■ **Текст**
********************

Гаўрыла 07,10,2017 20:47 «Чытаў ягоны раман Зелменяне. Добры твор. Зжэрлі нелюдзі чалавека і няма на іх задухі. Шкада ідышу».

* * *

Послесловие В. Рубинчика

Я переводчик с дипломом политолога, никогда не величал себя ни историком, ни литературоведом. Как давнего (с середины 1990-х) читателя-почитателя Кульбака меня радует, что его творчеством заинтересовались новые люди, и в этом смысле статью «РС» можно только приветствовать. Если же твой вклад в «популяризацию» (не люблю это слово, но оно существует, и ничего не поделаешь) замечают, это радует ещё больше 🙂

Очевидно, перед нами не первый вариант статьи, появившейся на сайте svaboda.org. В первом было больше шероховатостей, но и сейчас кое-что осталось.

«В апреле 1919 г., когда польские войска занимают Вильно, Кульбак перебирается туда…» Судя по всем доступным мне источникам, Моисей Соломонович не переходил линию фронта, а выехал в Вильно ещё тогда, когда город был советским, т. е. в первом квартале 1919 г.

О 1927 г.: «Мойше Кульбак получает высокую должность в литературном мире». Об активности всемирного еврейского ПЕН-клуба сведений довольно мало (мне известно лишь то, что почетным председателем выбрали Шолома Аша). Скорее всего, в конце 1920-х организация под звучным названием была малочисленной, да и существовала недолго. По сути, это был очередной литературный кружок, где председательство не давало особых полномочий (во всяком случае, Кульбака ценили не за должность). Если абстрагироваться от общеполитической атмосферы и вопросов цензуры, то «рядовой» член Союза писателей СССР в 1930-х годах имел, возможно, больше прав: мог издаваться «вне очереди», постоянно встречаться с читателями, претендовать на материальную помощь в СП… К тому же Кульбак после 1934 г. не был «рядовым», хоть и называл себя «писателем-середняком». Как минимум, он входил в редколлегию минского ежемесячного журнала «Shtern» («Звезда»), в котором активно печатался.

«Перехват» жены Кульбаком я упомянул в лекции 08.09.2017 как курьез; без продолжения (похищение невесты со свадьбы в пьесе «Разбойник Бойтре») эпизод многое теряет. Следует добавить, что история с Женей Эткиной и биологом Спектором была рассказана в книге Шуламит Шалит «На круги свои…» (Иерусалим, 2005); «за что купил, за то продаю».

Я не настаивал бы на том, что Николай Гоголь и Михаил Булгаков – самые близкие Кульбаку по стилю прозаики, эти имена были названы 8 сентября скорее для примера. Есть у М. Кульбака ильфопетровские мотивы (так выход кустарей на первомайскую демонстрацию, пуск трамвая в Энске-Минске перекликаются с аналогичными «веселыми картинками» в «12 стульях»), но, пожалуй, в большей мере М. К. черпал вдохновение из наследия немецких писателей ХVIII-XIX вв.: Эрнста Теодора Амадея Гофмана, Генриха Гейне… В целом зрелый Кульбак никому не подражал и был, насколько могу судить, вполне оригинальным писателем.

********************

■ **Обязательные задания**
(A) В редколлегию какого журнала, согласно послесловию, входил Кульбак?
(B) Выпишите из послесловия без изменений фрагмент от слов «Я не настаивал» до слов «вполне оригинальным писателем.» включительно.

■ **Исходные данные**
********************

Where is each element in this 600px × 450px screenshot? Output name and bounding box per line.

********************

■ **Ответы к упражнению**
(A) Кульбак входил в редколлегию минского ежемесячного журнала «Shtern» («Звезда»).

(B)
Я не настаивал бы на том, что Николай Гоголь и Михаил Булгаков – самые близкие Кульбаку по стилю прозаики, эти имена были названы 8 сентября скорее для примера. Есть у М. Кульбака ильфопетровские мотивы (так выход кустарей на первомайскую демонстрацию, пуск трамвая в Энске-Минске перекликаются с аналогичными «веселыми картинками» в «12 стульях»), но, пожалуй, в большей мере М. К. черпал вдохновение из наследия немецких писателей ХVIII-XIX вв.: Эрнста Теодора Амадея Гофмана, Генриха Гейне… В целом зрелый Кульбак никому не подражал и был, насколько могу судить, вполне оригинальным писателем.